Instructions for the task: In the entries below, count every line containing "carrera". Return the number and nothing else.
★ ★ ★
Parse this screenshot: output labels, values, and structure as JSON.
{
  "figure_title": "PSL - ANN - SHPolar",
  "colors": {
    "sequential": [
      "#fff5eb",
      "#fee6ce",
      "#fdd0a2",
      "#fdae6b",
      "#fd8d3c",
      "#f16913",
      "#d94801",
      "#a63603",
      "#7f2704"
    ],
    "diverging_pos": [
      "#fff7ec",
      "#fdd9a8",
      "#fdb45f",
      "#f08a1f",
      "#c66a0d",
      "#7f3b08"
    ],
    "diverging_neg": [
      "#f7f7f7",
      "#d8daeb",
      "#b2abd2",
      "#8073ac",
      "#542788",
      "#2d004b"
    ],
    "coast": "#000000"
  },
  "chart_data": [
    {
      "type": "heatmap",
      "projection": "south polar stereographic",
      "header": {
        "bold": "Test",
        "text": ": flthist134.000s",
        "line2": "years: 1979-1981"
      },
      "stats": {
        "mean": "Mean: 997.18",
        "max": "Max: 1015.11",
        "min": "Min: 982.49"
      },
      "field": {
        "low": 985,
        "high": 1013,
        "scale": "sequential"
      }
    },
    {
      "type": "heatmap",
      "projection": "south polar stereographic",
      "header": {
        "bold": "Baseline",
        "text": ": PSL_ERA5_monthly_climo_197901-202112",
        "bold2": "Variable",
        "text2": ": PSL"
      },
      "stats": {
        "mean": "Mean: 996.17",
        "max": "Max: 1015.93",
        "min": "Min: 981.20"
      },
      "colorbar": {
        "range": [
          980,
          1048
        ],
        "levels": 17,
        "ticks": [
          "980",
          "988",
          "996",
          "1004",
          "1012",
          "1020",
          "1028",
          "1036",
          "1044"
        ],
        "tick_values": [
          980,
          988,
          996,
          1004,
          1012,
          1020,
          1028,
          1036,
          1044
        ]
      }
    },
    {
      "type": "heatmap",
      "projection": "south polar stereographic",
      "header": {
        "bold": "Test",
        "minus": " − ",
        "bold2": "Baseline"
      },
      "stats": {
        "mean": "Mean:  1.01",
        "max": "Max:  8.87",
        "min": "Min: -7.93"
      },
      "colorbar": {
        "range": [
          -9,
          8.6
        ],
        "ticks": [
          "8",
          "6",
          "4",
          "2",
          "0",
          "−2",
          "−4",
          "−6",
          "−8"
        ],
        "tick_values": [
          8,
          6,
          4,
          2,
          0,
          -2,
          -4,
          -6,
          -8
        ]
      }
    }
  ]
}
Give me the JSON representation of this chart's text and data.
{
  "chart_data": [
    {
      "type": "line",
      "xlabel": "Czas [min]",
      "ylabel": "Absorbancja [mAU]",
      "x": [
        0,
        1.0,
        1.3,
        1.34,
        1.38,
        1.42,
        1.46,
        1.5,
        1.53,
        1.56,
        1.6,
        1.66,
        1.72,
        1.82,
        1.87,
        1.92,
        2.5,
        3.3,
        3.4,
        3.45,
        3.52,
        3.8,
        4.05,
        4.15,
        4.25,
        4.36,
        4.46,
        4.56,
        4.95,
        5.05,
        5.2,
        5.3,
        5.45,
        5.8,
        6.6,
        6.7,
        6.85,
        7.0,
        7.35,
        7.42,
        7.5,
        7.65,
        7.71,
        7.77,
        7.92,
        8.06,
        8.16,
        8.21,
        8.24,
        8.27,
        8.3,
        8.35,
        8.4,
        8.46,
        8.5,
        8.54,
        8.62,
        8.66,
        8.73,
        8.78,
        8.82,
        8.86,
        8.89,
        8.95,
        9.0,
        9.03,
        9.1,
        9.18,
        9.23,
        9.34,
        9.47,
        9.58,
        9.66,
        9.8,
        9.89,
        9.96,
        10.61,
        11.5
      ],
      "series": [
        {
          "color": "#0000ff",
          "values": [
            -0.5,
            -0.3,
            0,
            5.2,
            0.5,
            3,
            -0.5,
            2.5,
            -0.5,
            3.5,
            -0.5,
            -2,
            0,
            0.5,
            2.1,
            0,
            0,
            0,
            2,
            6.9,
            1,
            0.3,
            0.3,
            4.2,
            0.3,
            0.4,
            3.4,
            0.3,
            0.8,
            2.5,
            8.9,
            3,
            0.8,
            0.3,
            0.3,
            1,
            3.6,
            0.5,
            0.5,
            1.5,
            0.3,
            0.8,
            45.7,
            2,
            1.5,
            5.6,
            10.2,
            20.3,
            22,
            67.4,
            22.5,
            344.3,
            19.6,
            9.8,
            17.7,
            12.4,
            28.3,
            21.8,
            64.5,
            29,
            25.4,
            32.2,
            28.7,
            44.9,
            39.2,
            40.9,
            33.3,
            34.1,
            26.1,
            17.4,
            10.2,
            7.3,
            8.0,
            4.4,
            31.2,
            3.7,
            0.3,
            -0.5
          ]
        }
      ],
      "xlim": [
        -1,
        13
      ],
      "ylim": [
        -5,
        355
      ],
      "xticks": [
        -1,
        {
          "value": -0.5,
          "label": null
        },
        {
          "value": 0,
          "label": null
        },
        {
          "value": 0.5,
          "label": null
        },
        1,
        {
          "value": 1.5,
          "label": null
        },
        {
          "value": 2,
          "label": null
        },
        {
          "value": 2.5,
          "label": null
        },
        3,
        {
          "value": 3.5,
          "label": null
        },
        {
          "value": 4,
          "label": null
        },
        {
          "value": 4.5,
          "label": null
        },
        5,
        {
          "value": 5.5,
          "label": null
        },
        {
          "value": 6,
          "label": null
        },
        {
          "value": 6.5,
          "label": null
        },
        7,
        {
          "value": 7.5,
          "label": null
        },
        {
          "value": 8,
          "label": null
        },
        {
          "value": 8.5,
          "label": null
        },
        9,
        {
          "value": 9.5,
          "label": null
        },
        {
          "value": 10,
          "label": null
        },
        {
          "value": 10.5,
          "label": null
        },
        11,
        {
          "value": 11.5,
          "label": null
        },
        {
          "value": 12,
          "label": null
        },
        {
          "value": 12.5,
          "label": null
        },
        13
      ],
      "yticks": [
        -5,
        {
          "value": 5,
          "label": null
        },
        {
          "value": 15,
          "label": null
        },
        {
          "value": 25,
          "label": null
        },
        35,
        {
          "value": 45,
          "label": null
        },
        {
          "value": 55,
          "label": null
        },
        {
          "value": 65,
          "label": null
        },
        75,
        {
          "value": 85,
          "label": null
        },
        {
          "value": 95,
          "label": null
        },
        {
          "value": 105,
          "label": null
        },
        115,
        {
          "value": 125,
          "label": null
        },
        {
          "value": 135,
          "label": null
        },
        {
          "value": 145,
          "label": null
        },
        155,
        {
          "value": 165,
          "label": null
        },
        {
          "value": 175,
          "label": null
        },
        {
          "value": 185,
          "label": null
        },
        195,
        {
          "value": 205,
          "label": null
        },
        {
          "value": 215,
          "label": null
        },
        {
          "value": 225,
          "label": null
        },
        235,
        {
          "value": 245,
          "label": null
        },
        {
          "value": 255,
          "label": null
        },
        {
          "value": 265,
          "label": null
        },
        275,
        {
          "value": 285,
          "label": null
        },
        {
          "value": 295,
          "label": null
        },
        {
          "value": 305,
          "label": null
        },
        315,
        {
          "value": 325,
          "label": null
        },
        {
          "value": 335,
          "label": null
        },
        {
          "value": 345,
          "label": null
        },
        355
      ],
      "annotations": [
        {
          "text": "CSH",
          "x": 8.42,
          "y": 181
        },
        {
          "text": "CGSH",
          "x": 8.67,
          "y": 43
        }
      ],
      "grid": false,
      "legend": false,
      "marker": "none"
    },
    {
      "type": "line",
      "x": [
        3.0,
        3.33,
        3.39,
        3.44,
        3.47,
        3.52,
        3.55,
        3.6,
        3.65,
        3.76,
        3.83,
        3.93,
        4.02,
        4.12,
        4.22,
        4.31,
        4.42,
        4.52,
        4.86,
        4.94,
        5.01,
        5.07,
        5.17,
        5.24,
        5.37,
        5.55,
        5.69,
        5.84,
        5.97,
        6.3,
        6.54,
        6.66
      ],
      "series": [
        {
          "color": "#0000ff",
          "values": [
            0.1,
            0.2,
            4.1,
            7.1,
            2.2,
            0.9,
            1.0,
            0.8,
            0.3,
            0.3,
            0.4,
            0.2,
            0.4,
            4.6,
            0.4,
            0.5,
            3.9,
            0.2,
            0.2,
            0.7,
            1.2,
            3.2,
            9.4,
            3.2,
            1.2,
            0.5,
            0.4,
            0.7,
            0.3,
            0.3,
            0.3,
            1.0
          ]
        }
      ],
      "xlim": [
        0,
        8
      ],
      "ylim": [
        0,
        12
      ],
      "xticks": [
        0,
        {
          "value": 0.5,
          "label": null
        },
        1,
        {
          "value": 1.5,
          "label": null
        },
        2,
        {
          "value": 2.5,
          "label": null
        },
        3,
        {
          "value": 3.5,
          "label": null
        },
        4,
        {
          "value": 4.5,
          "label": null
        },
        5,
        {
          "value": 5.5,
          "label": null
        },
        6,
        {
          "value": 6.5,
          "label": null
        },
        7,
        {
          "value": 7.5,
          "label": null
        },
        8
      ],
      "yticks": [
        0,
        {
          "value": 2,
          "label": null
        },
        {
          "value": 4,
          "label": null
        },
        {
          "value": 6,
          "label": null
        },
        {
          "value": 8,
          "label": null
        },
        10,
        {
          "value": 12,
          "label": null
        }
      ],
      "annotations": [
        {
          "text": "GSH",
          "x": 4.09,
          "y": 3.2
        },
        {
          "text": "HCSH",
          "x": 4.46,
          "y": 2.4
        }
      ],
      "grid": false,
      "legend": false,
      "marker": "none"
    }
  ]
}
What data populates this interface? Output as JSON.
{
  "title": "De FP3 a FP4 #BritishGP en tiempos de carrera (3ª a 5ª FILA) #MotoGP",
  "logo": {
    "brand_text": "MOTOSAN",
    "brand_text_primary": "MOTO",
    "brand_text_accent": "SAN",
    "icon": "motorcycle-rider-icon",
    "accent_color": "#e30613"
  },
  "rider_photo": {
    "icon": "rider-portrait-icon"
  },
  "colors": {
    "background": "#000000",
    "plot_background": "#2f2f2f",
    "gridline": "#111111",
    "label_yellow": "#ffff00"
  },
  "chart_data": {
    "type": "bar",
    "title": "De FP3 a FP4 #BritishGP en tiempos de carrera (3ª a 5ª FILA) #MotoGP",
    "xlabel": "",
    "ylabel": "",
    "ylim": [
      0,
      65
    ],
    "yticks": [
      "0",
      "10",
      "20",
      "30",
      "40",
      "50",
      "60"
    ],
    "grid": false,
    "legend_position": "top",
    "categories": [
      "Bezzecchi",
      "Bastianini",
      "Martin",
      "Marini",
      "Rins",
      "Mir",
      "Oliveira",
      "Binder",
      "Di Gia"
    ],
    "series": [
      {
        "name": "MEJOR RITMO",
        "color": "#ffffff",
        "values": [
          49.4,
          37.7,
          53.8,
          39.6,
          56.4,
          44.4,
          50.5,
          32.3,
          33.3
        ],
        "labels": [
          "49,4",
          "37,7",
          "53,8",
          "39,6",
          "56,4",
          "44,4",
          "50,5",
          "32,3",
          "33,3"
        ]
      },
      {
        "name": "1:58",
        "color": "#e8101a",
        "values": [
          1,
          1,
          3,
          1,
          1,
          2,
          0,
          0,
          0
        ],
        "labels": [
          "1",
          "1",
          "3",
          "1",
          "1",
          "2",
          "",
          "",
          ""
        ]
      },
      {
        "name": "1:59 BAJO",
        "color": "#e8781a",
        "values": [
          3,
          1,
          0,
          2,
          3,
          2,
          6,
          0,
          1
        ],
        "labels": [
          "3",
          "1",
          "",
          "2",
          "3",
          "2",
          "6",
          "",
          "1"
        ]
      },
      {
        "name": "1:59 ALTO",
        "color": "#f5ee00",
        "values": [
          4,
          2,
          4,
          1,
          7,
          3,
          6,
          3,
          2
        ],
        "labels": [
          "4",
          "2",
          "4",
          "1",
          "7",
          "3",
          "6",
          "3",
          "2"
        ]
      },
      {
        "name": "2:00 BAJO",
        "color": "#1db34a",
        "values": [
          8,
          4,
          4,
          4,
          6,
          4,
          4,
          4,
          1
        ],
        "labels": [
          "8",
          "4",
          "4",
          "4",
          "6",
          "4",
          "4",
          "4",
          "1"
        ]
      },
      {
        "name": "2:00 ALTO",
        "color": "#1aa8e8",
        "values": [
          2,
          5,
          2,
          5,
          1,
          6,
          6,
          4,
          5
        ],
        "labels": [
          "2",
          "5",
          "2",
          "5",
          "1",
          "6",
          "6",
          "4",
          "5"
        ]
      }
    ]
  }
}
★ ★ ★
Solution: 2